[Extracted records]
╔══

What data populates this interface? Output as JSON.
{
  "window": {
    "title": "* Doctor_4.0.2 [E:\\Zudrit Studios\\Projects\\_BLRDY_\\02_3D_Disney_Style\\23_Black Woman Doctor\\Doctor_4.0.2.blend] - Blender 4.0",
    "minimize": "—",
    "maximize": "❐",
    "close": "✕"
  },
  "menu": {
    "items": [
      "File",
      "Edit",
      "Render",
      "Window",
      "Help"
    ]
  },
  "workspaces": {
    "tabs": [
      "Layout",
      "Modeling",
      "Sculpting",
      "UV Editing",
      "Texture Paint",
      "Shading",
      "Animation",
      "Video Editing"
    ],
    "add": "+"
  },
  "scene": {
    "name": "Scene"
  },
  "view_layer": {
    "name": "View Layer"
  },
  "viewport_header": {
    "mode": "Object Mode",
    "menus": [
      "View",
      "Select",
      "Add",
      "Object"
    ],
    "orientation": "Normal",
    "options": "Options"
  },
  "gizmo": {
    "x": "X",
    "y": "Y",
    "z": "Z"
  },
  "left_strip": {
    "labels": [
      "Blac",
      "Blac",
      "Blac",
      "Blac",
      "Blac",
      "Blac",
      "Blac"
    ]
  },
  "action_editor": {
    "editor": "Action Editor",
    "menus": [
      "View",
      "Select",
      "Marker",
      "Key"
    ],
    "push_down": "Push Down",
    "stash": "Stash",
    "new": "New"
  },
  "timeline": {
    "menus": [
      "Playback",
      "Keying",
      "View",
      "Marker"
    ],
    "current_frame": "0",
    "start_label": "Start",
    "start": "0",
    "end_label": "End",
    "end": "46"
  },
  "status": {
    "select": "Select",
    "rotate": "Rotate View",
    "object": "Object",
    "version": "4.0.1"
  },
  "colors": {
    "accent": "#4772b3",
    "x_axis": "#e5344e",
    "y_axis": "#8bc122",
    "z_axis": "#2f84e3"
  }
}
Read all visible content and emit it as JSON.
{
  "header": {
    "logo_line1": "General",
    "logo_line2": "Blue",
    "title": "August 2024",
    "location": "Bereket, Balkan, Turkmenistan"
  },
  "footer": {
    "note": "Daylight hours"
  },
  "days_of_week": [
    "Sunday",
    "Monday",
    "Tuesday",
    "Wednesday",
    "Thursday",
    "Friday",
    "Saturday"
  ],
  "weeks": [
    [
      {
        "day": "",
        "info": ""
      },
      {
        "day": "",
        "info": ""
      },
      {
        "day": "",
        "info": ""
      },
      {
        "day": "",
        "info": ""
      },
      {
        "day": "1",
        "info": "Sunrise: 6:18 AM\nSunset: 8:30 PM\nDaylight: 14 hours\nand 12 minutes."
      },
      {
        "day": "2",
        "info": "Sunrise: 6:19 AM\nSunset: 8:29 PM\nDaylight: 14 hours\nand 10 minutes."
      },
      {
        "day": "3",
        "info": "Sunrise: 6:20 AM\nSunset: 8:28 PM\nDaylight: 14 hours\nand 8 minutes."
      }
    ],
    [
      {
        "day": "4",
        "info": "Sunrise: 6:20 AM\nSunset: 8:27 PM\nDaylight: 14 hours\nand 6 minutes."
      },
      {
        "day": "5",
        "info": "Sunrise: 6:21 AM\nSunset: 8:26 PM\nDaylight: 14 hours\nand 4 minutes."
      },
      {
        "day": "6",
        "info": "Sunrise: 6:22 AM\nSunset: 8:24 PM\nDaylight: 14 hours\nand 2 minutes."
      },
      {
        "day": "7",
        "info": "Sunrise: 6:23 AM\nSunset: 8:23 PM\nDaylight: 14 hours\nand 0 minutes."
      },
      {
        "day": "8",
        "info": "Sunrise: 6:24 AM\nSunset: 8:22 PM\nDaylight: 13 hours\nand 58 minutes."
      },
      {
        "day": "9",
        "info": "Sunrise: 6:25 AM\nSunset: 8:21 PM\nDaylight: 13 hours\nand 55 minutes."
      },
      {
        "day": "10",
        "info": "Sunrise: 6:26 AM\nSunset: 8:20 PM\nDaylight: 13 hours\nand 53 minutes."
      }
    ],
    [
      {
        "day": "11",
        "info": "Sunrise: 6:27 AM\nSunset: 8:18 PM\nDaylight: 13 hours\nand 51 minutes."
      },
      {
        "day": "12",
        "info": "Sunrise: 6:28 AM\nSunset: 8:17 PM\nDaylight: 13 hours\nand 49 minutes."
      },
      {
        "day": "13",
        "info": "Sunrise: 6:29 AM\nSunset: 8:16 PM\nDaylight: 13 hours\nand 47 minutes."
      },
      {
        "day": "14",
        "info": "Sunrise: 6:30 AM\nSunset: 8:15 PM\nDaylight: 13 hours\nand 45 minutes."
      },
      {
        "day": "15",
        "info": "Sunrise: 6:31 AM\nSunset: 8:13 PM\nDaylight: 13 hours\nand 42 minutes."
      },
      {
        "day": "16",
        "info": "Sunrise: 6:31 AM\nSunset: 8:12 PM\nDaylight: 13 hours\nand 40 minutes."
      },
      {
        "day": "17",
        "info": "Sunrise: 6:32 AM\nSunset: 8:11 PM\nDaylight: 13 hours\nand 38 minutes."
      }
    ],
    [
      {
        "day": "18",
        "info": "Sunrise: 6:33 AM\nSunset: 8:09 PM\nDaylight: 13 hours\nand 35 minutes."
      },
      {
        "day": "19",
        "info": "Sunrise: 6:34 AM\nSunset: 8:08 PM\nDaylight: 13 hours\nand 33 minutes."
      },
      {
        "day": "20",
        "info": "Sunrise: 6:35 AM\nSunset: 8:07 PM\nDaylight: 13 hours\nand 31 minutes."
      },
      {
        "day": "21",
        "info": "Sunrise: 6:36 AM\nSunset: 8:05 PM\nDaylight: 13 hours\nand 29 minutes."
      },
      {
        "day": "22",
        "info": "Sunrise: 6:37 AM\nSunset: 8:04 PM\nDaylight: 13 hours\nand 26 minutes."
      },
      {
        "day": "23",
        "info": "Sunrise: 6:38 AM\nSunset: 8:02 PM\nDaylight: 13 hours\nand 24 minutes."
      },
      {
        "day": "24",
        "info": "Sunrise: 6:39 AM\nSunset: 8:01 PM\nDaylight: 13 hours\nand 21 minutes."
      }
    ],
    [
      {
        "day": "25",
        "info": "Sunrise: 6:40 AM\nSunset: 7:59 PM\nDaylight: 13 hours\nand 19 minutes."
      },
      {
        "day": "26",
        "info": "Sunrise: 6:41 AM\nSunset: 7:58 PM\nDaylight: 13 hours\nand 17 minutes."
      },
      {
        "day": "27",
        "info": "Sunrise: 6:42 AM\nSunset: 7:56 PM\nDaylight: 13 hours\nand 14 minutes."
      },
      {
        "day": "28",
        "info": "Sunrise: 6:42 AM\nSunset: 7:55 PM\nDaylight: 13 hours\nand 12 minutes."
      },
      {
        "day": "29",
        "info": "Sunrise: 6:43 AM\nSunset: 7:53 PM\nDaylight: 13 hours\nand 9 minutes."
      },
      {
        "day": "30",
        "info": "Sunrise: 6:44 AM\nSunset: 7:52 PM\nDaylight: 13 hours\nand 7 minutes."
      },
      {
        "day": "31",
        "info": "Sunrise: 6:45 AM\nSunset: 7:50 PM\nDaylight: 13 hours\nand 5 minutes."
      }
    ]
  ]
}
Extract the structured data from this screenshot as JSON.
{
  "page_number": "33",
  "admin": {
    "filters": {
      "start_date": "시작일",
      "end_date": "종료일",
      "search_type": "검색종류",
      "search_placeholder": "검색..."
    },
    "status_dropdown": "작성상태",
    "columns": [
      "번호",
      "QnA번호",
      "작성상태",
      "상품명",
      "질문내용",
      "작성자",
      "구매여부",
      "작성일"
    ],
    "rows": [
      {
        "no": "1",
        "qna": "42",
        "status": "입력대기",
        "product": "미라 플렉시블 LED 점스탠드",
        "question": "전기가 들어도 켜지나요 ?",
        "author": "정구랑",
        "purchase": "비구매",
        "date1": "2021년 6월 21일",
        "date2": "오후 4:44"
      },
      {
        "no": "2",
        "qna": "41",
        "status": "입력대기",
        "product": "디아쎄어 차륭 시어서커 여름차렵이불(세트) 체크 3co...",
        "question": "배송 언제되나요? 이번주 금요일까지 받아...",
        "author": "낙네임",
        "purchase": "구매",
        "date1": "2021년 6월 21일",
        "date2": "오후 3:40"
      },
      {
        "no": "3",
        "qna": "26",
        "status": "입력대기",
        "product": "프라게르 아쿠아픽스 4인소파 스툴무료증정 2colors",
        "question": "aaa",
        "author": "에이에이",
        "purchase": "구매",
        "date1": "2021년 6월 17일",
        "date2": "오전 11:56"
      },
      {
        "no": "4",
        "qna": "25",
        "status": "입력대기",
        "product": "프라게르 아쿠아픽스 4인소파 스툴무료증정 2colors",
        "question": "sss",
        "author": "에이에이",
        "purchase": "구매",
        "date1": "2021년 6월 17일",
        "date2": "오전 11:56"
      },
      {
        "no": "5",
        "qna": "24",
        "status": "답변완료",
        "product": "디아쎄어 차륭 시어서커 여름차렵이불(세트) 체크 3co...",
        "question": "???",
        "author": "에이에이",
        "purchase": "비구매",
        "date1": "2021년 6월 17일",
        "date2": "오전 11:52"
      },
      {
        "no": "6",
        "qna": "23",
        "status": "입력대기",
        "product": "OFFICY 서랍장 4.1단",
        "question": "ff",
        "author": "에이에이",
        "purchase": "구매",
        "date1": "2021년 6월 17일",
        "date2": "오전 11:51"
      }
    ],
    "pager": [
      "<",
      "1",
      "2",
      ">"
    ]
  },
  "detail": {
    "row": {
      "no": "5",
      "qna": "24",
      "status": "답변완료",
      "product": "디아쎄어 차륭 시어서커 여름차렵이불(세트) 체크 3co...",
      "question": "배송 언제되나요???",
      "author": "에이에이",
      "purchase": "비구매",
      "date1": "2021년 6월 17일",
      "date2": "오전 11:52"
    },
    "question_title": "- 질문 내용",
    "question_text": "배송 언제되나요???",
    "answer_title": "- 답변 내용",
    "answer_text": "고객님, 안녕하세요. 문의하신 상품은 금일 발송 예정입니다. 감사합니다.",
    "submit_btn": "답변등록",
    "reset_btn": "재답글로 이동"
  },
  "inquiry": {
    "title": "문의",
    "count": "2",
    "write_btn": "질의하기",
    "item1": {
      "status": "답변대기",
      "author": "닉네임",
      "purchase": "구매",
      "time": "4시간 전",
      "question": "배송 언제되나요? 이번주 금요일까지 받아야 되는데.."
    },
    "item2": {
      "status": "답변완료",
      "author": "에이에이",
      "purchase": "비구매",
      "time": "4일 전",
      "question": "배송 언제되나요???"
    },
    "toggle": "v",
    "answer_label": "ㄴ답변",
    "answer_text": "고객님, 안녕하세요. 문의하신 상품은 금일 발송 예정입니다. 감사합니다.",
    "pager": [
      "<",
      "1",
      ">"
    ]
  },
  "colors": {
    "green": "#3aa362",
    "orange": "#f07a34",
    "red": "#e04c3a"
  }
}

╚══

:: Aim ::
Filter the records for lines holding the string "JSON". Copy each one.

:: Final result ::
What data populates this interface? Output as JSON.
Read all visible content and emit it as JSON.
Extract the structured data from this screenshot as JSON.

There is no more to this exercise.